What the exercise asks: Give the data below again exactly as written, without its pictures.

━━━━━ Listing

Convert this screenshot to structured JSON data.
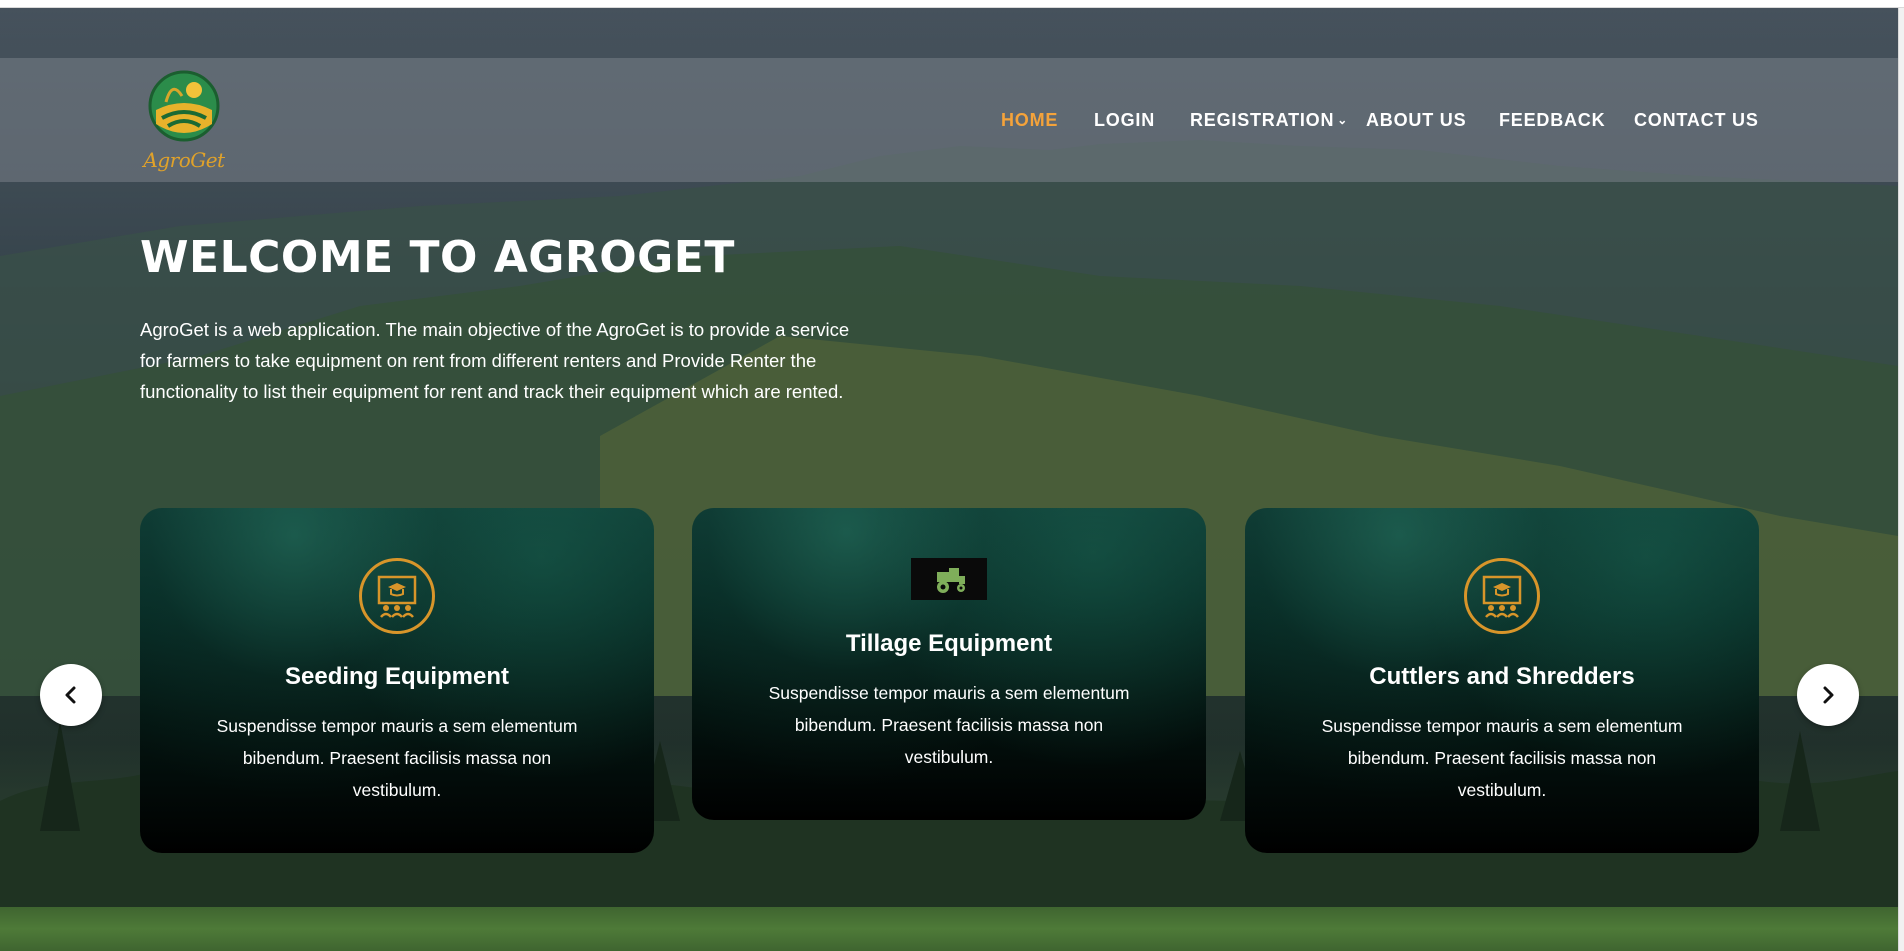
{
  "brand": {
    "name": "AgroGet",
    "logo_text": "AgroGet",
    "accent_color": "#f5a33a",
    "icon_gold": "#d8952a"
  },
  "nav": {
    "items": [
      {
        "label": "HOME",
        "active": true
      },
      {
        "label": "LOGIN",
        "active": false
      },
      {
        "label": "REGISTRATION",
        "active": false,
        "has_dropdown": true
      },
      {
        "label": "ABOUT US",
        "active": false
      },
      {
        "label": "FEEDBACK",
        "active": false
      },
      {
        "label": "CONTACT US",
        "active": false
      }
    ],
    "dropdown_icon": "chevron-down-icon"
  },
  "hero": {
    "title": "WELCOME TO AGROGET",
    "intro": "AgroGet is a web application. The main objective of the AgroGet is to provide a service for farmers to take equipment on rent from different renters and Provide Renter the functionality to list their equipment for rent and track their equipment which are rented."
  },
  "cards": [
    {
      "title": "Seeding Equipment",
      "text": "Suspendisse tempor mauris a sem elementum bibendum. Praesent facilisis massa non vestibulum.",
      "icon": "training-board-icon"
    },
    {
      "title": "Tillage Equipment",
      "text": "Suspendisse tempor mauris a sem elementum bibendum. Praesent facilisis massa non vestibulum.",
      "icon": "tractor-icon"
    },
    {
      "title": "Cuttlers and Shredders",
      "text": "Suspendisse tempor mauris a sem elementum bibendum. Praesent facilisis massa non vestibulum.",
      "icon": "training-board-icon"
    }
  ],
  "carousel": {
    "prev_icon": "chevron-left-icon",
    "next_icon": "chevron-right-icon"
  }
}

━━━━━━━━━━

Solution to this exercise:
Convert this screenshot to structured JSON data.
{
  "brand": {
    "name": "AgroGet",
    "logo_text": "AgroGet",
    "accent_color": "#f5a33a",
    "icon_gold": "#d8952a"
  },
  "nav": {
    "items": [
      {
        "label": "HOME",
        "active": true
      },
      {
        "label": "LOGIN",
        "active": false
      },
      {
        "label": "REGISTRATION",
        "active": false,
        "has_dropdown": true
      },
      {
        "label": "ABOUT US",
        "active": false
      },
      {
        "label": "FEEDBACK",
        "active": false
      },
      {
        "label": "CONTACT US",
        "active": false
      }
    ],
    "dropdown_icon": "chevron-down-icon"
  },
  "hero": {
    "title": "WELCOME TO AGROGET",
    "intro": "AgroGet is a web application. The main objective of the AgroGet is to provide a service for farmers to take equipment on rent from different renters and Provide Renter the functionality to list their equipment for rent and track their equipment which are rented."
  },
  "cards": [
    {
      "title": "Seeding Equipment",
      "text": "Suspendisse tempor mauris a sem elementum bibendum. Praesent facilisis massa non vestibulum.",
      "icon": "training-board-icon"
    },
    {
      "title": "Tillage Equipment",
      "text": "Suspendisse tempor mauris a sem elementum bibendum. Praesent facilisis massa non vestibulum.",
      "icon": "tractor-icon"
    },
    {
      "title": "Cuttlers and Shredders",
      "text": "Suspendisse tempor mauris a sem elementum bibendum. Praesent facilisis massa non vestibulum.",
      "icon": "training-board-icon"
    }
  ],
  "carousel": {
    "prev_icon": "chevron-left-icon",
    "next_icon": "chevron-right-icon"
  }
}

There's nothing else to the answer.